## EXERCISE BRIEF
Gather every line in the records below that contains the word "cost".

Data entries:
▬▬▬▬▬▬

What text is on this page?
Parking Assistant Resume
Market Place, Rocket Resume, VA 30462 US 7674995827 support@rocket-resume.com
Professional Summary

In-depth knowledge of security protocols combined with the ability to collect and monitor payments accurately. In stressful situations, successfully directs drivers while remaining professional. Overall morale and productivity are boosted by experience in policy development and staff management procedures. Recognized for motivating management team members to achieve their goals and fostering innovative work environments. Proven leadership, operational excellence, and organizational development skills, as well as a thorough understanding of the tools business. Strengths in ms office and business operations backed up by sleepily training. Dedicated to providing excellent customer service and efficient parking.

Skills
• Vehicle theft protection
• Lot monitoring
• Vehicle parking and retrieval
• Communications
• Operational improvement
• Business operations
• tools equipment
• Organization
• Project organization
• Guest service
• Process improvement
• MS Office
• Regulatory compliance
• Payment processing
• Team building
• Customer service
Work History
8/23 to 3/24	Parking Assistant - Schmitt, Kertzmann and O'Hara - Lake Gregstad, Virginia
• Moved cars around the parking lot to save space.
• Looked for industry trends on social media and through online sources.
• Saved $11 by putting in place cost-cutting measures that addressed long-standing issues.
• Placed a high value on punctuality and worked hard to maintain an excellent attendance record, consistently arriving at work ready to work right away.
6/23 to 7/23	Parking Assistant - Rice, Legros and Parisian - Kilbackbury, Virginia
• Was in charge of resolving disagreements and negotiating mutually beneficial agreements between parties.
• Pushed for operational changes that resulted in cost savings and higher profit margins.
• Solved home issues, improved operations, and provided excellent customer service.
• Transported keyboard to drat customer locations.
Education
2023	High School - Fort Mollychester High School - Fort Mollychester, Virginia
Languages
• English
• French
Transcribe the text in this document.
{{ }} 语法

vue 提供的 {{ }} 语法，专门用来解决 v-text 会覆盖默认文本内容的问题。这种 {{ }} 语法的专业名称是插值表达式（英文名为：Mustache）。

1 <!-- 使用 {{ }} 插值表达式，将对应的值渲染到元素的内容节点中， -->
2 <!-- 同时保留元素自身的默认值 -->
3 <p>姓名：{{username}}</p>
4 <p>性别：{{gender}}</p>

▬▬▬▬▬▬

## FINAL RESULT
• Saved $11 by putting in place cost-cutting measures that addressed long-standing issues.
• Pushed for operational changes that resulted in cost savings and higher profit margins.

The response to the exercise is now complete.